Please report every line from the material that contains the word "children".

> RAW RECORDS
┌────────

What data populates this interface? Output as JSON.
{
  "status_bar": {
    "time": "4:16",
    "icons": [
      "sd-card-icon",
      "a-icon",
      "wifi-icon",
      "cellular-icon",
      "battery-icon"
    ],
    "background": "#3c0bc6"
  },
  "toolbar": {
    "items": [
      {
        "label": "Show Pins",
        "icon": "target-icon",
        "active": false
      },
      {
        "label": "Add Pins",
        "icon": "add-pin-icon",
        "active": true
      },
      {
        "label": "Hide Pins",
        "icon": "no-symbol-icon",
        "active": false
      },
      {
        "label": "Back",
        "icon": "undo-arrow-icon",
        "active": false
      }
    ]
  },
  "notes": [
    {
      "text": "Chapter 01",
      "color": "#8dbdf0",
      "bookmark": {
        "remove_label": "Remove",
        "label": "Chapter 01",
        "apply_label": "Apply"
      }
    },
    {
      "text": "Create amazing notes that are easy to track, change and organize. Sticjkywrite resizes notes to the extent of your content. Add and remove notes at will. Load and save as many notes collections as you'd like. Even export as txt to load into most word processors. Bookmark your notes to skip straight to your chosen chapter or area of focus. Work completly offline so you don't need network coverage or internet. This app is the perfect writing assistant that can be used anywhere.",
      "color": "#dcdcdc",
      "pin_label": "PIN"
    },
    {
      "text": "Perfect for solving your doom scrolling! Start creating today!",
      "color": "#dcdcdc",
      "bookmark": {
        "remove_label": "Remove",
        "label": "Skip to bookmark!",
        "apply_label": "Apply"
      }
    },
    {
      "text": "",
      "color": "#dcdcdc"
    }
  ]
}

└────────
┌────────

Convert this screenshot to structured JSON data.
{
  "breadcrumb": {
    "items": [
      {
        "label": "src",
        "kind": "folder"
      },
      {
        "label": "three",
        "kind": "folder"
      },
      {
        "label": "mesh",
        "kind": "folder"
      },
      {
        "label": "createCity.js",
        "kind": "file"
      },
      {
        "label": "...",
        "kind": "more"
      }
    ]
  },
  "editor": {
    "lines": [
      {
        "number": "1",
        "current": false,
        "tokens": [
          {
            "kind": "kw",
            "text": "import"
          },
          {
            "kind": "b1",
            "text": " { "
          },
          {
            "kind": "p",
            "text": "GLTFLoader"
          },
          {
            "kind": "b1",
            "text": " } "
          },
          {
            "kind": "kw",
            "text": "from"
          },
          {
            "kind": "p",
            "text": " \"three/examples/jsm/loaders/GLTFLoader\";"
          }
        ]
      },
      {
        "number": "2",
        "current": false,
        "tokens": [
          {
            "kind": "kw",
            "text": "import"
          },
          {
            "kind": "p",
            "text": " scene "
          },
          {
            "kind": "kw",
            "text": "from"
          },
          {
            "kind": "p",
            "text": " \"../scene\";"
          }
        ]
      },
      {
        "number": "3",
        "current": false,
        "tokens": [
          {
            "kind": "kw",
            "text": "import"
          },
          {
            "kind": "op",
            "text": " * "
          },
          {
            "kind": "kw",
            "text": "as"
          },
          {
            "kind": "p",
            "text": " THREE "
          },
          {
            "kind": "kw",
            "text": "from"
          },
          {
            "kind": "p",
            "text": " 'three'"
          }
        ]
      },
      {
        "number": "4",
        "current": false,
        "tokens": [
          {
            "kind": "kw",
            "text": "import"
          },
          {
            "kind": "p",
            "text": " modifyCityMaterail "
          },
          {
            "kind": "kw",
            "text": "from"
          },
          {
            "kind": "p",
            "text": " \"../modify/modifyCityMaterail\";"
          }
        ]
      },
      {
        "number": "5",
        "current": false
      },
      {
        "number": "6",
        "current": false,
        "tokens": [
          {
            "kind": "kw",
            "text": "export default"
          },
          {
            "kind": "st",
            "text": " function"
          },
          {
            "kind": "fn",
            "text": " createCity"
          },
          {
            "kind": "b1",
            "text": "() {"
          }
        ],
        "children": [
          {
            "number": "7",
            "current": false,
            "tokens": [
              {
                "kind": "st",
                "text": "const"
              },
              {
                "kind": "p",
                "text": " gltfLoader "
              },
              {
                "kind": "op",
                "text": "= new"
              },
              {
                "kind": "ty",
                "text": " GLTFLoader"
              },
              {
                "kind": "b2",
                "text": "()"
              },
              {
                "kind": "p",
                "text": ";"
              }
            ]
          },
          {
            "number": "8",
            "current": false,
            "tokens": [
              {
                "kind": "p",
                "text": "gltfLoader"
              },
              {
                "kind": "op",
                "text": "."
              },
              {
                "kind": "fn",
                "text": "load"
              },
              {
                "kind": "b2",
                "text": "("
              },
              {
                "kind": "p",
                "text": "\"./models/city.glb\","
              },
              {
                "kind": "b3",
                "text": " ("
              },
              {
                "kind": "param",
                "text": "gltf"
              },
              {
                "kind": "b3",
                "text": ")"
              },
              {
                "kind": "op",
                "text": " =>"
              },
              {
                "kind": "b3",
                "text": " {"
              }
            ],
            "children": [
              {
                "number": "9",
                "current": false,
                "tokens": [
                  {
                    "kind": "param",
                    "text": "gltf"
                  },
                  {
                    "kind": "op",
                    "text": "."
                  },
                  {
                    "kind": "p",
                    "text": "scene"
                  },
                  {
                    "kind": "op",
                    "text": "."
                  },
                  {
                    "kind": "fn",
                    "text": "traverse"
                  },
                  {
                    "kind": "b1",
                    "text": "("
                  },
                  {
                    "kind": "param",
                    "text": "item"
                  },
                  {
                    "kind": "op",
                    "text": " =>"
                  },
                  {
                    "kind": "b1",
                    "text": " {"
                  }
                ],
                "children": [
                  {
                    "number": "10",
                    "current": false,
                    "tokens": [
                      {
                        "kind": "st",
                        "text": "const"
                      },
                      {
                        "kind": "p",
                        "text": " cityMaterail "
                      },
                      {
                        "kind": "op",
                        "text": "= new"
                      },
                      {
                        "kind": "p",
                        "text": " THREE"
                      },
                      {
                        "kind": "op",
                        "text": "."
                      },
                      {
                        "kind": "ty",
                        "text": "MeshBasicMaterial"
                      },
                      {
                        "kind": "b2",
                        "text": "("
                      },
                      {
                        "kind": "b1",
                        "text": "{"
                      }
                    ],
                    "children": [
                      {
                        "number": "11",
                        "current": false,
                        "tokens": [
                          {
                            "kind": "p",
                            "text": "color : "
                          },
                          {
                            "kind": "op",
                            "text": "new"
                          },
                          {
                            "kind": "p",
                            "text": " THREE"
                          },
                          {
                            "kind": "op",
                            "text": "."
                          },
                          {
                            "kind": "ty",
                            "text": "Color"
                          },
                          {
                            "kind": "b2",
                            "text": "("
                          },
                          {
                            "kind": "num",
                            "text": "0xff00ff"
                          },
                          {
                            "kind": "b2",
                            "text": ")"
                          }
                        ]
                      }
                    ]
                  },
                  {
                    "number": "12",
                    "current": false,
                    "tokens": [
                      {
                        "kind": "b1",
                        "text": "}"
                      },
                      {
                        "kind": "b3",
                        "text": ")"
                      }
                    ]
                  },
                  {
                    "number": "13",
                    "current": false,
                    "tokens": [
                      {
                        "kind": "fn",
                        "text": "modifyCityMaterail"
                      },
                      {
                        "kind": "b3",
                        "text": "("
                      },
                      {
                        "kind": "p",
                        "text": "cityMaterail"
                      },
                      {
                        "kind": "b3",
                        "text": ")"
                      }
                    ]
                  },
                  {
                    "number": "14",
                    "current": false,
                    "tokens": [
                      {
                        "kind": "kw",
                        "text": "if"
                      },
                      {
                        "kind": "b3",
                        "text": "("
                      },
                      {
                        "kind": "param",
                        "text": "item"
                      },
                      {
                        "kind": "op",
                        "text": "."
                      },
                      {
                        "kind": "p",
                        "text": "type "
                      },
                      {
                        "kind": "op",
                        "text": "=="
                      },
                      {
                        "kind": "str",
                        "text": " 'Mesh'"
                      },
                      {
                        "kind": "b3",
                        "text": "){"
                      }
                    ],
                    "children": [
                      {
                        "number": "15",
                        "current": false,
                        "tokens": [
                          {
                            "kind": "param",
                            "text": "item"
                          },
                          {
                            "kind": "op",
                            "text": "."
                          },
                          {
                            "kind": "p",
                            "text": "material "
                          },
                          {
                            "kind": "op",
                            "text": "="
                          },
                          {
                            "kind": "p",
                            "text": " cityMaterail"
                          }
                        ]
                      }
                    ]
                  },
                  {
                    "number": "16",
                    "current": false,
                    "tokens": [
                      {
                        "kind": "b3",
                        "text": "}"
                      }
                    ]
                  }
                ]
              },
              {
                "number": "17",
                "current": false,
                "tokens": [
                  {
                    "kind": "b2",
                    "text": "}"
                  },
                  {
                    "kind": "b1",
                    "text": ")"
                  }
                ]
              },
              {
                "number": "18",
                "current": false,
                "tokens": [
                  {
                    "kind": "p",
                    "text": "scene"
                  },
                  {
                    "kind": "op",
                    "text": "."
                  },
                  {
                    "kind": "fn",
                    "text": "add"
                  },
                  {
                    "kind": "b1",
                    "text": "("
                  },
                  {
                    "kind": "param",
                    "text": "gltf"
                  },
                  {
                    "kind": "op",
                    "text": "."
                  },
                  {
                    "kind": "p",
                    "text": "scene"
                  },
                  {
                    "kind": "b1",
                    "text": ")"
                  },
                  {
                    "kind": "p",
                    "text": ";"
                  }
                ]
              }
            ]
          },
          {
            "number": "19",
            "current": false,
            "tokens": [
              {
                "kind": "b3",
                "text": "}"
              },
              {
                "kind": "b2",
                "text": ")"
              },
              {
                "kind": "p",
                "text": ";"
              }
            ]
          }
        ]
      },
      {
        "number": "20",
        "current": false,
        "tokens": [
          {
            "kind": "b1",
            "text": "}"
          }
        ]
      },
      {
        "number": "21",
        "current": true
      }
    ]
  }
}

└────────

> RESULT OF THE TASK
        "children": [
            "children": [
                "children": [
                    "children": [
                    "children": [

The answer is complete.